Data section:
·····

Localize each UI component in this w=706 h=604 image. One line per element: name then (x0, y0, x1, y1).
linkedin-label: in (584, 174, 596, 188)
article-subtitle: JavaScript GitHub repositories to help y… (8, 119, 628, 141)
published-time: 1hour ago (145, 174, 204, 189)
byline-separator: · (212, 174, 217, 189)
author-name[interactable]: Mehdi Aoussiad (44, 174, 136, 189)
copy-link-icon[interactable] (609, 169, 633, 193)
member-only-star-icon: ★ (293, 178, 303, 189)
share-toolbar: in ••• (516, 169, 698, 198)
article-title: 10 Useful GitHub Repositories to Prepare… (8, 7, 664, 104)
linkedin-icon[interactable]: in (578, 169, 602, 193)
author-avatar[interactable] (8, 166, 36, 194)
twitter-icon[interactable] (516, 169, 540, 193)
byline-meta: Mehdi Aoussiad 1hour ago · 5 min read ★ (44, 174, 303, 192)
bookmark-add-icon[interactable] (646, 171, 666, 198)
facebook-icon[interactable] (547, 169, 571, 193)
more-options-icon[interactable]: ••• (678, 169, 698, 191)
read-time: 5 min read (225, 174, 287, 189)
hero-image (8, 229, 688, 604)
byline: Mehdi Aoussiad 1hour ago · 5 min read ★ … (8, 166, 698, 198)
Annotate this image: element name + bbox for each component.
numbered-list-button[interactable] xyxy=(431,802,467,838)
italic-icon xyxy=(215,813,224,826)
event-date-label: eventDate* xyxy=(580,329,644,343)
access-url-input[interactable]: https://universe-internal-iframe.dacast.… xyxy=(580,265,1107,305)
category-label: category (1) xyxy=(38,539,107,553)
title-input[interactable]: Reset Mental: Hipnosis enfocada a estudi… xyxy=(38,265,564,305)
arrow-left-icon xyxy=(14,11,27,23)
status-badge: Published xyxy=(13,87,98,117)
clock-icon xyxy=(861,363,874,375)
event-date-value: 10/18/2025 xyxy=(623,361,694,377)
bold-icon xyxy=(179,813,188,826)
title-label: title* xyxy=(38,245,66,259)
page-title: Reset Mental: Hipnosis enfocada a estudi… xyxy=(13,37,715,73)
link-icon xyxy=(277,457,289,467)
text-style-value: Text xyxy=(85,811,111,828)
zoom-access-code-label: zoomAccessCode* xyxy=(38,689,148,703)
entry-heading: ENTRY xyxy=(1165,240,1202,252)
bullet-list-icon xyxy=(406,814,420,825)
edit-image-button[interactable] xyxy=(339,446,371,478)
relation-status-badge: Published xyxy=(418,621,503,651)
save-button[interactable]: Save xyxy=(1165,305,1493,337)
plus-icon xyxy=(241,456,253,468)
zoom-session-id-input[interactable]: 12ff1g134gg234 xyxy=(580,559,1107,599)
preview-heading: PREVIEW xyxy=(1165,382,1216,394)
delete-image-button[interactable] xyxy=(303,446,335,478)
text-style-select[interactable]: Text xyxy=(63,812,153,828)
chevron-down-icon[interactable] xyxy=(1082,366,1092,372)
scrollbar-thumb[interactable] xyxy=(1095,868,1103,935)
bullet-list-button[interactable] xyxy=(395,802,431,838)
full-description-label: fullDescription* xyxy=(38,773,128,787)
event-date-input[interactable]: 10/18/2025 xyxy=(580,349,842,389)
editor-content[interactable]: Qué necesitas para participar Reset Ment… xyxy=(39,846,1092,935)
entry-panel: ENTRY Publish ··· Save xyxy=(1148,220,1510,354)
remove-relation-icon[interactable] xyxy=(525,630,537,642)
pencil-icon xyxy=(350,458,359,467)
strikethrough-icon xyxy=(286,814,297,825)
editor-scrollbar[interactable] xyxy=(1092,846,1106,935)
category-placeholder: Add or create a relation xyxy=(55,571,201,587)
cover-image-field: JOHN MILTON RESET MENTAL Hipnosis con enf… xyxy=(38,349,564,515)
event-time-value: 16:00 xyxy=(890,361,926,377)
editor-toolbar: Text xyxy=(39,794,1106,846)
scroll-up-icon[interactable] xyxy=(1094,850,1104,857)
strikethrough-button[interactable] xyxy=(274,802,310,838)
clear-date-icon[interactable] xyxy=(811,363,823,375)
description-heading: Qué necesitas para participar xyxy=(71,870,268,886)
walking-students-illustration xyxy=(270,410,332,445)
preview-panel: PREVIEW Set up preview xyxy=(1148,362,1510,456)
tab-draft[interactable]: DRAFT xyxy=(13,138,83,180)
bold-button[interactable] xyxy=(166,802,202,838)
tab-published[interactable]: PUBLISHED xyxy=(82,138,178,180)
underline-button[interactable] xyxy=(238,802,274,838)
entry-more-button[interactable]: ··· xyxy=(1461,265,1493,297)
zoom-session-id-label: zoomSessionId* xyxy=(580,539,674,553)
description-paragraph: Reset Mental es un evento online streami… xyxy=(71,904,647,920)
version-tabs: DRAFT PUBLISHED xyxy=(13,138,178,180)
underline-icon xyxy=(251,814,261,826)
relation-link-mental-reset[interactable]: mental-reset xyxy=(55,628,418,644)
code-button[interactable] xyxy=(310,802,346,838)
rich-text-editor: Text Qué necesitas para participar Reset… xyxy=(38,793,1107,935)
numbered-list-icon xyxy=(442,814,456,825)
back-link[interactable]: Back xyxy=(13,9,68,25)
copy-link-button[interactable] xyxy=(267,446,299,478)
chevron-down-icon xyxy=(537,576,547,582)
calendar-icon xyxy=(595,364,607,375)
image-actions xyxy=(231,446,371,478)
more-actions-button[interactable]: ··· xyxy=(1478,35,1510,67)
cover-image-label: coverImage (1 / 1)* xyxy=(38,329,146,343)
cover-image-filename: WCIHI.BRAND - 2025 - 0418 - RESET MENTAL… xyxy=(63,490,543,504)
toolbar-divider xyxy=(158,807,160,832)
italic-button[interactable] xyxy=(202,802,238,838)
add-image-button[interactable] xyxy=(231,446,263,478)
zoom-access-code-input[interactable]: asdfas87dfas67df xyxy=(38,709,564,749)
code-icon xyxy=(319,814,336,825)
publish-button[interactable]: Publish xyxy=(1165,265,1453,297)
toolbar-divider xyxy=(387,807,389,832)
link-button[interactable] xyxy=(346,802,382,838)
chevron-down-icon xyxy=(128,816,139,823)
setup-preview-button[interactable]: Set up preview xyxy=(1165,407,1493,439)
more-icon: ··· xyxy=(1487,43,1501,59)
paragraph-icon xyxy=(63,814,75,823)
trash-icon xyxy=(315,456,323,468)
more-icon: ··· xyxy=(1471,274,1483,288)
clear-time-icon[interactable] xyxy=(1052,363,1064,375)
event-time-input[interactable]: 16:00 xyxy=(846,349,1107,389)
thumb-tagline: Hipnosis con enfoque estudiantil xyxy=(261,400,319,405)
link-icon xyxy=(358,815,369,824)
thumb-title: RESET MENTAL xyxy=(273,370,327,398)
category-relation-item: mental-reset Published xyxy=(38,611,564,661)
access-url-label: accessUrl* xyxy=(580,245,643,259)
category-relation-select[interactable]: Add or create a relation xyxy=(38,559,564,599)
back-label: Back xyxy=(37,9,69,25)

·····

Job: Copy the records above, substituting "clickable" for every occurrence of "interactable" and leaving everything else unchanged.

Reply to the exercise:
Localize each UI component in this w=706 h=604 image. One line per element: name then (x0, y0, x1, y1).
linkedin-label: in (584, 174, 596, 188)
article-subtitle: JavaScript GitHub repositories to help y… (8, 119, 628, 141)
published-time: 1hour ago (145, 174, 204, 189)
byline-separator: · (212, 174, 217, 189)
author-name[clickable]: Mehdi Aoussiad (44, 174, 136, 189)
copy-link-icon[clickable] (609, 169, 633, 193)
member-only-star-icon: ★ (293, 178, 303, 189)
share-toolbar: in ••• (516, 169, 698, 198)
article-title: 10 Useful GitHub Repositories to Prepare… (8, 7, 664, 104)
linkedin-icon[clickable]: in (578, 169, 602, 193)
author-avatar[clickable] (8, 166, 36, 194)
twitter-icon[clickable] (516, 169, 540, 193)
byline-meta: Mehdi Aoussiad 1hour ago · 5 min read ★ (44, 174, 303, 192)
bookmark-add-icon[clickable] (646, 171, 666, 198)
facebook-icon[clickable] (547, 169, 571, 193)
more-options-icon[clickable]: ••• (678, 169, 698, 191)
read-time: 5 min read (225, 174, 287, 189)
hero-image (8, 229, 688, 604)
byline: Mehdi Aoussiad 1hour ago · 5 min read ★ … (8, 166, 698, 198)
Annotate this image: element name + bbox for each component.
numbered-list-button[clickable] xyxy=(431,802,467,838)
italic-icon xyxy=(215,813,224,826)
event-date-label: eventDate* xyxy=(580,329,644,343)
access-url-input[clickable]: https://universe-internal-iframe.dacast.… xyxy=(580,265,1107,305)
category-label: category (1) xyxy=(38,539,107,553)
title-input[clickable]: Reset Mental: Hipnosis enfocada a estudi… xyxy=(38,265,564,305)
arrow-left-icon xyxy=(14,11,27,23)
status-badge: Published xyxy=(13,87,98,117)
clock-icon xyxy=(861,363,874,375)
event-date-value: 10/18/2025 xyxy=(623,361,694,377)
bold-icon xyxy=(179,813,188,826)
title-label: title* xyxy=(38,245,66,259)
page-title: Reset Mental: Hipnosis enfocada a estudi… xyxy=(13,37,715,73)
link-icon xyxy=(277,457,289,467)
text-style-value: Text xyxy=(85,811,111,828)
zoom-access-code-label: zoomAccessCode* xyxy=(38,689,148,703)
entry-heading: ENTRY xyxy=(1165,240,1202,252)
bullet-list-icon xyxy=(406,814,420,825)
edit-image-button[clickable] xyxy=(339,446,371,478)
relation-status-badge: Published xyxy=(418,621,503,651)
save-button[clickable]: Save xyxy=(1165,305,1493,337)
plus-icon xyxy=(241,456,253,468)
zoom-session-id-input[clickable]: 12ff1g134gg234 xyxy=(580,559,1107,599)
preview-heading: PREVIEW xyxy=(1165,382,1216,394)
delete-image-button[clickable] xyxy=(303,446,335,478)
text-style-select[clickable]: Text xyxy=(63,812,153,828)
chevron-down-icon[clickable] xyxy=(1082,366,1092,372)
scrollbar-thumb[clickable] xyxy=(1095,868,1103,935)
bullet-list-button[clickable] xyxy=(395,802,431,838)
full-description-label: fullDescription* xyxy=(38,773,128,787)
event-date-input[clickable]: 10/18/2025 xyxy=(580,349,842,389)
editor-content[clickable]: Qué necesitas para participar Reset Ment… xyxy=(39,846,1092,935)
entry-panel: ENTRY Publish ··· Save xyxy=(1148,220,1510,354)
remove-relation-icon[clickable] xyxy=(525,630,537,642)
pencil-icon xyxy=(350,458,359,467)
strikethrough-icon xyxy=(286,814,297,825)
editor-scrollbar[clickable] xyxy=(1092,846,1106,935)
category-placeholder: Add or create a relation xyxy=(55,571,201,587)
cover-image-field: JOHN MILTON RESET MENTAL Hipnosis con enf… xyxy=(38,349,564,515)
event-time-value: 16:00 xyxy=(890,361,926,377)
editor-toolbar: Text xyxy=(39,794,1106,846)
scroll-up-icon[clickable] xyxy=(1094,850,1104,857)
strikethrough-button[clickable] xyxy=(274,802,310,838)
clear-date-icon[clickable] xyxy=(811,363,823,375)
description-heading: Qué necesitas para participar xyxy=(71,870,268,886)
walking-students-illustration xyxy=(270,410,332,445)
preview-panel: PREVIEW Set up preview xyxy=(1148,362,1510,456)
tab-draft[clickable]: DRAFT xyxy=(13,138,83,180)
bold-button[clickable] xyxy=(166,802,202,838)
tab-published[clickable]: PUBLISHED xyxy=(82,138,178,180)
underline-button[clickable] xyxy=(238,802,274,838)
entry-more-button[clickable]: ··· xyxy=(1461,265,1493,297)
zoom-session-id-label: zoomSessionId* xyxy=(580,539,674,553)
description-paragraph: Reset Mental es un evento online streami… xyxy=(71,904,647,920)
version-tabs: DRAFT PUBLISHED xyxy=(13,138,178,180)
underline-icon xyxy=(251,814,261,826)
relation-link-mental-reset[clickable]: mental-reset xyxy=(55,628,418,644)
code-button[clickable] xyxy=(310,802,346,838)
rich-text-editor: Text Qué necesitas para participar Reset… xyxy=(38,793,1107,935)
numbered-list-icon xyxy=(442,814,456,825)
back-link[clickable]: Back xyxy=(13,9,68,25)
copy-link-button[clickable] xyxy=(267,446,299,478)
chevron-down-icon xyxy=(537,576,547,582)
calendar-icon xyxy=(595,364,607,375)
image-actions xyxy=(231,446,371,478)
more-actions-button[clickable]: ··· xyxy=(1478,35,1510,67)
cover-image-label: coverImage (1 / 1)* xyxy=(38,329,146,343)
cover-image-filename: WCIHI.BRAND - 2025 - 0418 - RESET MENTAL… xyxy=(63,490,543,504)
toolbar-divider xyxy=(158,807,160,832)
italic-button[clickable] xyxy=(202,802,238,838)
add-image-button[clickable] xyxy=(231,446,263,478)
zoom-access-code-input[clickable]: asdfas87dfas67df xyxy=(38,709,564,749)
code-icon xyxy=(319,814,336,825)
publish-button[clickable]: Publish xyxy=(1165,265,1453,297)
toolbar-divider xyxy=(387,807,389,832)
link-button[clickable] xyxy=(346,802,382,838)
chevron-down-icon xyxy=(128,816,139,823)
setup-preview-button[clickable]: Set up preview xyxy=(1165,407,1493,439)
more-icon: ··· xyxy=(1487,43,1501,59)
paragraph-icon xyxy=(63,814,75,823)
trash-icon xyxy=(315,456,323,468)
more-icon: ··· xyxy=(1471,274,1483,288)
clear-time-icon[clickable] xyxy=(1052,363,1064,375)
event-time-input[clickable]: 16:00 xyxy=(846,349,1107,389)
thumb-tagline: Hipnosis con enfoque estudiantil xyxy=(261,400,319,405)
link-icon xyxy=(358,815,369,824)
thumb-title: RESET MENTAL xyxy=(273,370,327,398)
category-relation-item: mental-reset Published xyxy=(38,611,564,661)
access-url-label: accessUrl* xyxy=(580,245,643,259)
category-relation-select[clickable]: Add or create a relation xyxy=(38,559,564,599)
back-label: Back xyxy=(37,9,69,25)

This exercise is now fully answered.